Collected data entries:
★ ★ ★ ★ ★ ★ ★

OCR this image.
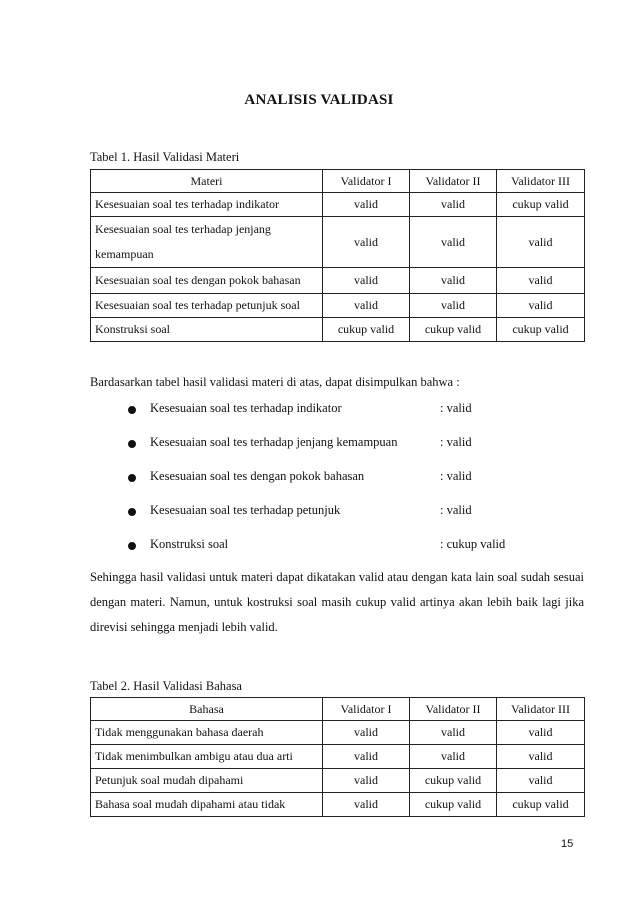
ANALISIS VALIDASI
Tabel 1. Hasil Validasi Materi
Materi	Validator I	Validator II	Validator III
Kesesuaian soal tes terhadap indikator	valid	valid	cukup valid
Kesesuaian soal tes terhadap jenjang kemampuan	valid	valid	valid
Kesesuaian soal tes dengan pokok bahasan	valid	valid	valid
Kesesuaian soal tes terhadap petunjuk soal	valid	valid	valid
Konstruksi soal	cukup valid	cukup valid	cukup valid
Bardasarkan tabel hasil validasi materi di atas, dapat disimpulkan bahwa :
Kesesuaian soal tes terhadap indikator	: valid
Kesesuaian soal tes terhadap jenjang kemampuan	: valid
Kesesuaian soal tes dengan pokok bahasan	: valid
Kesesuaian soal tes terhadap petunjuk	: valid
Konstruksi soal	: cukup valid
Sehingga hasil validasi untuk materi dapat dikatakan valid atau dengan kata lain soal sudah sesuai dengan materi. Namun, untuk kostruksi soal masih cukup valid artinya akan lebih baik lagi jika direvisi sehingga menjadi lebih valid.
Tabel 2. Hasil Validasi Bahasa
Bahasa	Validator I	Validator II	Validator III
Tidak menggunakan bahasa daerah	valid	valid	valid
Tidak menimbulkan ambigu atau dua arti	valid	valid	valid
Petunjuk soal mudah dipahami	valid	cukup valid	valid
Bahasa soal mudah dipahami atau tidak	valid	cukup valid	cukup valid
15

★ ★ ★ ★ ★ ★ ★

*WRITTEN INSTRUCTION*: Reproduce the whole listing word for word, setting aside any pictures.

*WORKED SOLUTION*:
OCR this image.
ANALISIS VALIDASI
Tabel 1. Hasil Validasi Materi
Materi	Validator I	Validator II	Validator III
Kesesuaian soal tes terhadap indikator	valid	valid	cukup valid
Kesesuaian soal tes terhadap jenjang kemampuan	valid	valid	valid
Kesesuaian soal tes dengan pokok bahasan	valid	valid	valid
Kesesuaian soal tes terhadap petunjuk soal	valid	valid	valid
Konstruksi soal	cukup valid	cukup valid	cukup valid
Bardasarkan tabel hasil validasi materi di atas, dapat disimpulkan bahwa :
Kesesuaian soal tes terhadap indikator	: valid
Kesesuaian soal tes terhadap jenjang kemampuan	: valid
Kesesuaian soal tes dengan pokok bahasan	: valid
Kesesuaian soal tes terhadap petunjuk	: valid
Konstruksi soal	: cukup valid
Sehingga hasil validasi untuk materi dapat dikatakan valid atau dengan kata lain soal sudah sesuai dengan materi. Namun, untuk kostruksi soal masih cukup valid artinya akan lebih baik lagi jika direvisi sehingga menjadi lebih valid.
Tabel 2. Hasil Validasi Bahasa
Bahasa	Validator I	Validator II	Validator III
Tidak menggunakan bahasa daerah	valid	valid	valid
Tidak menimbulkan ambigu atau dua arti	valid	valid	valid
Petunjuk soal mudah dipahami	valid	cukup valid	valid
Bahasa soal mudah dipahami atau tidak	valid	cukup valid	cukup valid
15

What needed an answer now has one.